[Begin EXTRACTED ENTRIES]
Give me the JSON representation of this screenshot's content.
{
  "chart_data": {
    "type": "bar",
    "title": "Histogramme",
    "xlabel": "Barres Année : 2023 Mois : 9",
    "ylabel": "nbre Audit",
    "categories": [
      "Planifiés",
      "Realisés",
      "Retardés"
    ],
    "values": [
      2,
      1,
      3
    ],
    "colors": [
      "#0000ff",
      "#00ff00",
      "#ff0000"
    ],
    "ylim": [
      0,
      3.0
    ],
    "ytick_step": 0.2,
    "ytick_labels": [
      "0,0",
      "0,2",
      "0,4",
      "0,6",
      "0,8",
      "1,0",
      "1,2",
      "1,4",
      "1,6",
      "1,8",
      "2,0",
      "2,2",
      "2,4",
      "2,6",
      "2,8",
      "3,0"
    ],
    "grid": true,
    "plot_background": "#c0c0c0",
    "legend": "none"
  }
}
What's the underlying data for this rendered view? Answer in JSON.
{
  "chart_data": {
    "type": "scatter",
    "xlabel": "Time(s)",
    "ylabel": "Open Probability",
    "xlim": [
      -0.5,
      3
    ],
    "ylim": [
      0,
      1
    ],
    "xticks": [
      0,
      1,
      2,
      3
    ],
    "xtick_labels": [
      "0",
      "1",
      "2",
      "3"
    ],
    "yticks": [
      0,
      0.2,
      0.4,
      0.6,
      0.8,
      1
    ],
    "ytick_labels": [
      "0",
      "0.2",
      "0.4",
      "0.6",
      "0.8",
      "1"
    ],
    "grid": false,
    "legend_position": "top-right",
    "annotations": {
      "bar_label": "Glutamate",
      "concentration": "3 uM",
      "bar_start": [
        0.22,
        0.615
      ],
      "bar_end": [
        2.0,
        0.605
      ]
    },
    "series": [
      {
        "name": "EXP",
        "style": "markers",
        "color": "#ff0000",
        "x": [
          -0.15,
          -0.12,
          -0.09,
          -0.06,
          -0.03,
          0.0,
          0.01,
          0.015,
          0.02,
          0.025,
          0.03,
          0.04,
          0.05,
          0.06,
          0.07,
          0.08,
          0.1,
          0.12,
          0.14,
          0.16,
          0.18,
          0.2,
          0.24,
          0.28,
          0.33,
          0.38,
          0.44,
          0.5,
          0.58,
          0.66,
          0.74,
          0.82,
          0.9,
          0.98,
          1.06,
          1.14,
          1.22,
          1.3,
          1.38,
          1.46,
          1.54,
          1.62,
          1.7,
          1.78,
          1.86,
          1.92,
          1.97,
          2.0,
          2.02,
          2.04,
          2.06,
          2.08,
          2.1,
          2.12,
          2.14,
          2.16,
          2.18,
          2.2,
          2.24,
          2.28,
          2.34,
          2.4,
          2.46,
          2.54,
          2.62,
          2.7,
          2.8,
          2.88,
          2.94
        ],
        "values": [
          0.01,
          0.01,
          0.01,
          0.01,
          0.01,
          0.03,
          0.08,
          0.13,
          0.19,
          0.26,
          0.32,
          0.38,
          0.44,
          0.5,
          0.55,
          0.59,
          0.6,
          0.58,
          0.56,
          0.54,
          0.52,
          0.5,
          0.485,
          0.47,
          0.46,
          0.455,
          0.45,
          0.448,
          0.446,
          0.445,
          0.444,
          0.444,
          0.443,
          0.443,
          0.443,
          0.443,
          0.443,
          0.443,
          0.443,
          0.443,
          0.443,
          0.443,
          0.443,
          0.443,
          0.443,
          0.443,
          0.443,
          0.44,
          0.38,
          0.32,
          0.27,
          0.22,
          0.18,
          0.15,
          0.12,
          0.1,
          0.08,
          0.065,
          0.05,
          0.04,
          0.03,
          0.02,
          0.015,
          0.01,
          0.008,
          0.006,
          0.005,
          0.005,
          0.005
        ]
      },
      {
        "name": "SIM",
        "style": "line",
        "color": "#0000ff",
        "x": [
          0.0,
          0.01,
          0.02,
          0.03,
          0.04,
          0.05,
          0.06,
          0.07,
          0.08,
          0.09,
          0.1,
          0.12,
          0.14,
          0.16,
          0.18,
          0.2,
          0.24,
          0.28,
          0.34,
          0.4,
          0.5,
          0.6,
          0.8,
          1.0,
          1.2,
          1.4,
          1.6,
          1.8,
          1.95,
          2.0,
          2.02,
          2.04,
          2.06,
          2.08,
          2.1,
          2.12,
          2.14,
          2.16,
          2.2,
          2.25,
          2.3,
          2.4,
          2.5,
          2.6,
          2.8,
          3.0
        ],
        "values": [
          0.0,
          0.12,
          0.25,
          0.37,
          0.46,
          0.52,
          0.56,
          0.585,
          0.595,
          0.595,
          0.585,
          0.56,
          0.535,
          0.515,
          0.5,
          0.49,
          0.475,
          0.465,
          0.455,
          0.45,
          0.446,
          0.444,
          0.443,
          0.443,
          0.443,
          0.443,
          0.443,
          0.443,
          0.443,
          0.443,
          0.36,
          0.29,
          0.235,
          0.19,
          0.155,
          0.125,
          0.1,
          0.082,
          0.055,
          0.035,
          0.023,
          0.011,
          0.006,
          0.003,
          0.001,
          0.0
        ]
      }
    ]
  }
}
[End EXTRACTED ENTRIES]
Quote each line of the listing above exactly.

Give me the JSON representation of this screenshot's content.
{
  "chart_data": {
    "type": "bar",
    "title": "Histogramme",
    "xlabel": "Barres Année : 2023 Mois : 9",
    "ylabel": "nbre Audit",
    "categories": [
      "Planifiés",
      "Realisés",
      "Retardés"
    ],
    "values": [
      2,
      1,
      3
    ],
    "colors": [
      "#0000ff",
      "#00ff00",
      "#ff0000"
    ],
    "ylim": [
      0,
      3.0
    ],
    "ytick_step": 0.2,
    "ytick_labels": [
      "0,0",
      "0,2",
      "0,4",
      "0,6",
      "0,8",
      "1,0",
      "1,2",
      "1,4",
      "1,6",
      "1,8",
      "2,0",
      "2,2",
      "2,4",
      "2,6",
      "2,8",
      "3,0"
    ],
    "grid": true,
    "plot_background": "#c0c0c0",
    "legend": "none"
  }
}
What's the underlying data for this rendered view? Answer in JSON.
{
  "chart_data": {
    "type": "scatter",
    "xlabel": "Time(s)",
    "ylabel": "Open Probability",
    "xlim": [
      -0.5,
      3
    ],
    "ylim": [
      0,
      1
    ],
    "xticks": [
      0,
      1,
      2,
      3
    ],
    "xtick_labels": [
      "0",
      "1",
      "2",
      "3"
    ],
    "yticks": [
      0,
      0.2,
      0.4,
      0.6,
      0.8,
      1
    ],
    "ytick_labels": [
      "0",
      "0.2",
      "0.4",
      "0.6",
      "0.8",
      "1"
    ],
    "grid": false,
    "legend_position": "top-right",
    "annotations": {
      "bar_label": "Glutamate",
      "concentration": "3 uM",
      "bar_start": [
        0.22,
        0.615
      ],
      "bar_end": [
        2.0,
        0.605
      ]
    },
    "series": [
      {
        "name": "EXP",
        "style": "markers",
        "color": "#ff0000",
        "x": [
          -0.15,
          -0.12,
          -0.09,
          -0.06,
          -0.03,
          0.0,
          0.01,
          0.015,
          0.02,
          0.025,
          0.03,
          0.04,
          0.05,
          0.06,
          0.07,
          0.08,
          0.1,
          0.12,
          0.14,
          0.16,
          0.18,
          0.2,
          0.24,
          0.28,
          0.33,
          0.38,
          0.44,
          0.5,
          0.58,
          0.66,
          0.74,
          0.82,
          0.9,
          0.98,
          1.06,
          1.14,
          1.22,
          1.3,
          1.38,
          1.46,
          1.54,
          1.62,
          1.7,
          1.78,
          1.86,
          1.92,
          1.97,
          2.0,
          2.02,
          2.04,
          2.06,
          2.08,
          2.1,
          2.12,
          2.14,
          2.16,
          2.18,
          2.2,
          2.24,
          2.28,
          2.34,
          2.4,
          2.46,
          2.54,
          2.62,
          2.7,
          2.8,
          2.88,
          2.94
        ],
        "values": [
          0.01,
          0.01,
          0.01,
          0.01,
          0.01,
          0.03,
          0.08,
          0.13,
          0.19,
          0.26,
          0.32,
          0.38,
          0.44,
          0.5,
          0.55,
          0.59,
          0.6,
          0.58,
          0.56,
          0.54,
          0.52,
          0.5,
          0.485,
          0.47,
          0.46,
          0.455,
          0.45,
          0.448,
          0.446,
          0.445,
          0.444,
          0.444,
          0.443,
          0.443,
          0.443,
          0.443,
          0.443,
          0.443,
          0.443,
          0.443,
          0.443,
          0.443,
          0.443,
          0.443,
          0.443,
          0.443,
          0.443,
          0.44,
          0.38,
          0.32,
          0.27,
          0.22,
          0.18,
          0.15,
          0.12,
          0.1,
          0.08,
          0.065,
          0.05,
          0.04,
          0.03,
          0.02,
          0.015,
          0.01,
          0.008,
          0.006,
          0.005,
          0.005,
          0.005
        ]
      },
      {
        "name": "SIM",
        "style": "line",
        "color": "#0000ff",
        "x": [
          0.0,
          0.01,
          0.02,
          0.03,
          0.04,
          0.05,
          0.06,
          0.07,
          0.08,
          0.09,
          0.1,
          0.12,
          0.14,
          0.16,
          0.18,
          0.2,
          0.24,
          0.28,
          0.34,
          0.4,
          0.5,
          0.6,
          0.8,
          1.0,
          1.2,
          1.4,
          1.6,
          1.8,
          1.95,
          2.0,
          2.02,
          2.04,
          2.06,
          2.08,
          2.1,
          2.12,
          2.14,
          2.16,
          2.2,
          2.25,
          2.3,
          2.4,
          2.5,
          2.6,
          2.8,
          3.0
        ],
        "values": [
          0.0,
          0.12,
          0.25,
          0.37,
          0.46,
          0.52,
          0.56,
          0.585,
          0.595,
          0.595,
          0.585,
          0.56,
          0.535,
          0.515,
          0.5,
          0.49,
          0.475,
          0.465,
          0.455,
          0.45,
          0.446,
          0.444,
          0.443,
          0.443,
          0.443,
          0.443,
          0.443,
          0.443,
          0.443,
          0.443,
          0.36,
          0.29,
          0.235,
          0.19,
          0.155,
          0.125,
          0.1,
          0.082,
          0.055,
          0.035,
          0.023,
          0.011,
          0.006,
          0.003,
          0.001,
          0.0
        ]
      }
    ]
  }
}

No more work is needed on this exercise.